▶ [THE REQUEST]
Reproduce the lines of the listing exactly as they appear, starting at the line that contains "whisker-cap-low <box>447 339 450 349</box>" and stopping after the line that contains "x-gridline <box>483 54 484 212</box>".
-- Begin DATA SUPPLIED --
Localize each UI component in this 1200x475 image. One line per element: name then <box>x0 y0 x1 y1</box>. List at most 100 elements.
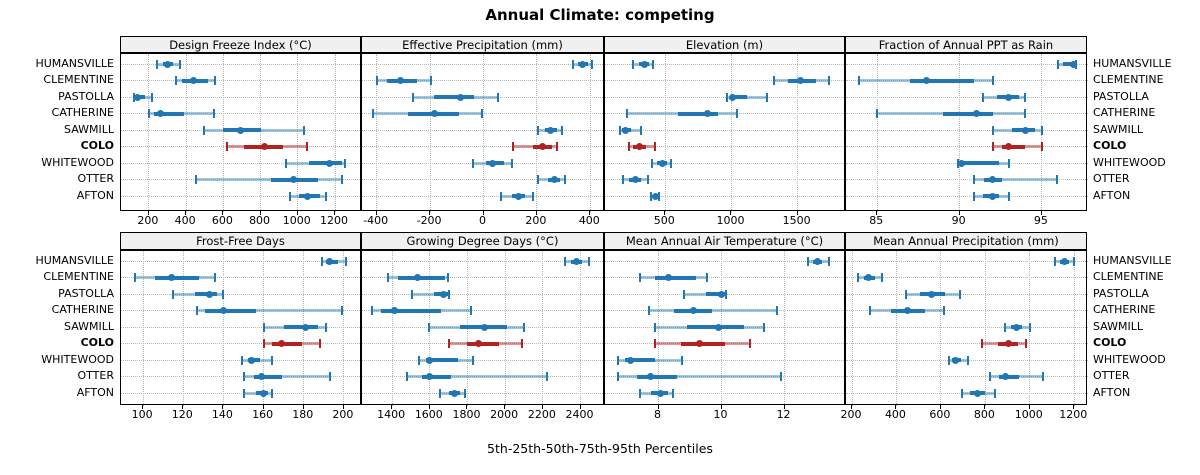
whisker-cap-low <box>447 339 450 349</box>
whisker-cap-high <box>669 158 672 168</box>
x-tick-label: 8 <box>654 408 662 421</box>
whisker-cap-low <box>1054 257 1057 266</box>
whisker-cap-low <box>471 158 474 168</box>
y-gridline <box>846 277 1088 279</box>
median-dot <box>635 143 643 150</box>
y-gridline <box>362 113 605 114</box>
median-dot <box>1060 258 1068 265</box>
median-dot <box>718 290 726 298</box>
x-tick-label: 12 <box>776 408 791 421</box>
whisker-cap-low <box>511 142 514 151</box>
iqr-bar <box>308 161 343 165</box>
whisker-cap-low <box>638 388 641 398</box>
whisker-cap-high <box>1040 125 1043 135</box>
whisker-cap-low <box>172 289 175 299</box>
x-tick <box>222 405 224 409</box>
whisker-cap-low <box>627 142 630 151</box>
x-gridline <box>391 251 393 406</box>
x-gridline <box>664 54 666 212</box>
median-dot <box>550 176 558 183</box>
median-dot <box>258 373 266 381</box>
strip-title: Elevation (m) <box>685 37 764 52</box>
median-dot <box>480 323 488 331</box>
x-tick <box>876 211 878 215</box>
median-dot <box>989 176 997 183</box>
whisker-cap-low <box>1057 59 1060 69</box>
median-dot <box>326 258 334 265</box>
median-dot <box>167 274 175 282</box>
x-tick-label: 1200 <box>1059 408 1088 421</box>
strip-title: Effective Precipitation (mm) <box>402 37 563 52</box>
x-gridline <box>260 54 262 212</box>
x-gridline <box>959 54 961 212</box>
median-dot <box>1005 143 1013 150</box>
x-tick-label: 500 <box>653 213 675 227</box>
whisker-cap-low <box>618 125 621 135</box>
x-gridline <box>730 54 732 212</box>
percentile-whisker <box>407 375 547 379</box>
whisker-cap-high <box>270 355 273 365</box>
whisker-cap-low <box>289 191 292 201</box>
x-tick-label: 180 <box>292 408 314 421</box>
median-dot <box>450 389 458 397</box>
whisker-cap-low <box>262 339 265 349</box>
strip-title: Fraction of Annual PPT as Rain <box>878 37 1054 52</box>
x-gridline <box>483 54 484 212</box>
y-gridline <box>846 129 1088 131</box>
iqr-bar <box>397 275 445 280</box>
whisker-cap-low <box>725 92 728 102</box>
x-tick <box>895 405 897 409</box>
whisker-cap-low <box>156 59 159 69</box>
median-dot <box>156 110 164 117</box>
whisker-cap-high <box>1007 158 1010 168</box>
whisker-cap-low <box>439 388 442 398</box>
percentile-whisker <box>974 178 1057 181</box>
x-gridline <box>658 251 660 406</box>
y-gridline <box>846 376 1088 378</box>
x-tick <box>147 211 149 215</box>
x-gridline <box>984 251 986 406</box>
site-label-right: COLO <box>1093 139 1127 152</box>
iqr-bar <box>283 325 318 330</box>
iqr-bar <box>426 358 459 363</box>
median-dot <box>440 290 448 298</box>
whisker-cap-low <box>973 191 976 201</box>
site-label-right: HUMANSVILLE <box>1093 56 1172 70</box>
iqr-bar <box>705 292 725 297</box>
x-gridline <box>797 54 799 212</box>
x-tick-label: 1800 <box>452 408 481 421</box>
whisker-cap-low <box>196 306 199 316</box>
site-label-right: CATHERINE <box>1093 106 1156 119</box>
x-gridline <box>334 54 336 212</box>
y-gridline <box>121 80 362 81</box>
whisker-cap-high <box>647 175 650 184</box>
median-dot <box>696 340 703 348</box>
strip-title: Mean Annual Precipitation (mm) <box>873 234 1059 248</box>
whisker-cap-low <box>648 306 651 316</box>
whisker-cap-low <box>371 109 374 118</box>
x-tick <box>391 405 393 409</box>
x-tick <box>222 211 224 215</box>
y-gridline <box>121 146 362 147</box>
whisker-cap-high <box>1029 322 1032 332</box>
x-tick-label: 1000 <box>716 213 745 227</box>
whisker-cap-low <box>387 273 390 283</box>
y-gridline <box>121 376 362 378</box>
median-dot <box>546 126 554 134</box>
whisker-cap-low <box>948 355 951 365</box>
strip-title: Frost-Free Days <box>196 234 285 248</box>
whisker-cap-high <box>563 175 566 184</box>
site-label-left: COLO <box>80 139 114 152</box>
x-gridline <box>297 54 299 212</box>
panel <box>604 53 846 212</box>
iqr-bar <box>1063 62 1075 66</box>
panel <box>120 250 362 406</box>
whisker-cap-high <box>943 306 945 316</box>
y-gridline <box>121 293 362 295</box>
whisker-cap-low <box>242 372 245 382</box>
whisker-cap-high <box>1024 109 1027 118</box>
y-gridline <box>846 63 1088 65</box>
x-gridline <box>940 251 942 406</box>
x-tick <box>466 405 468 409</box>
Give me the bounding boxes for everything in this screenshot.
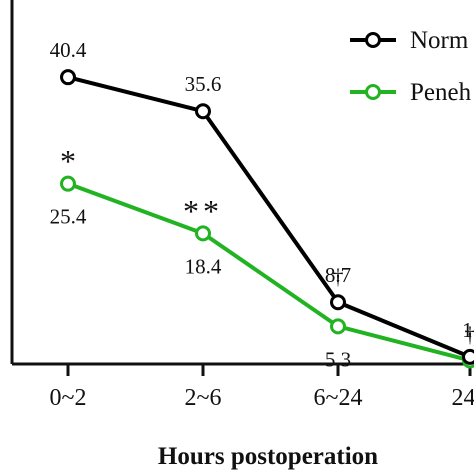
x-ticks: 0~2 2~6 6~24 24~ [50,364,474,411]
data-label: 25.4 [50,205,87,229]
data-point [462,348,474,365]
legend-swatch-marker [365,84,381,100]
data-label: 1. [462,318,474,342]
data-point [195,103,211,120]
data-label: 40.4 [50,38,87,62]
significance-mark: ** [183,193,223,229]
legend-swatch-marker [365,32,381,48]
data-point [330,294,346,311]
data-point [60,69,76,86]
data-point [60,175,76,192]
data-point [195,225,211,242]
x-tick-label: 2~6 [185,385,222,411]
x-tick-label: 24~ [452,385,474,411]
data-label: 18.4 [185,254,222,278]
x-axis-title: Hours postoperation [158,443,378,470]
legend-label: Norm [410,27,469,54]
x-tick-label: 6~24 [314,385,363,411]
data-labels: 40.4 35.6 8.7 1. 25.4 18.4 5.3 [50,38,474,371]
data-label: 8.7 [325,263,351,287]
x-tick-label: 0~2 [50,385,87,411]
significance-mark: * [60,143,76,179]
significance-marks: ***†† [60,143,474,347]
series-line [67,75,471,359]
data-point [330,318,346,335]
legend: Norm Peneh [350,27,472,106]
data-label: 35.6 [185,72,222,96]
legend-label: Peneh [410,79,472,106]
significance-mark: † [333,264,344,289]
series-layer [60,69,474,369]
series-line [67,181,471,363]
significance-mark: † [465,322,474,347]
data-label: 5.3 [325,347,351,371]
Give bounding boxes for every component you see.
-- End DATA SUPPLIED --
▶ [RESPONSE BELOW]
whisker-cap-low <box>447 339 450 349</box>
whisker-cap-high <box>669 158 672 168</box>
x-tick-label: 8 <box>654 408 662 421</box>
whisker-cap-low <box>1054 257 1057 266</box>
whisker-cap-low <box>471 158 474 168</box>
y-gridline <box>846 277 1088 279</box>
median-dot <box>635 143 643 150</box>
y-gridline <box>362 113 605 114</box>
median-dot <box>1060 258 1068 265</box>
median-dot <box>718 290 726 298</box>
x-tick-label: 12 <box>776 408 791 421</box>
whisker-cap-low <box>511 142 514 151</box>
iqr-bar <box>308 161 343 165</box>
whisker-cap-low <box>638 388 641 398</box>
whisker-cap-high <box>1040 125 1043 135</box>
whisker-cap-low <box>172 289 175 299</box>
x-tick <box>222 405 224 409</box>
whisker-cap-low <box>627 142 630 151</box>
x-gridline <box>391 251 393 406</box>
x-gridline <box>664 54 666 212</box>
median-dot <box>550 176 558 183</box>
median-dot <box>258 373 266 381</box>
strip-title: Elevation (m) <box>685 37 764 52</box>
median-dot <box>480 323 488 331</box>
x-tick <box>876 211 878 215</box>
median-dot <box>989 176 997 183</box>
whisker-cap-low <box>1057 59 1060 69</box>
median-dot <box>326 258 334 265</box>
median-dot <box>167 274 175 282</box>
x-tick-label: 1200 <box>1059 408 1088 421</box>
strip-title: Effective Precipitation (mm) <box>402 37 563 52</box>
x-gridline <box>260 54 262 212</box>
x-gridline <box>959 54 961 212</box>
median-dot <box>1005 143 1013 150</box>
x-tick-label: 500 <box>653 213 675 227</box>
whisker-cap-low <box>618 125 621 135</box>
x-gridline <box>730 54 732 212</box>
percentile-whisker <box>407 375 547 379</box>
whisker-cap-high <box>270 355 273 365</box>
whisker-cap-low <box>289 191 292 201</box>
x-tick-label: 180 <box>292 408 314 421</box>
median-dot <box>450 389 458 397</box>
whisker-cap-low <box>262 339 265 349</box>
strip-title: Fraction of Annual PPT as Rain <box>878 37 1054 52</box>
x-gridline <box>483 54 484 212</box>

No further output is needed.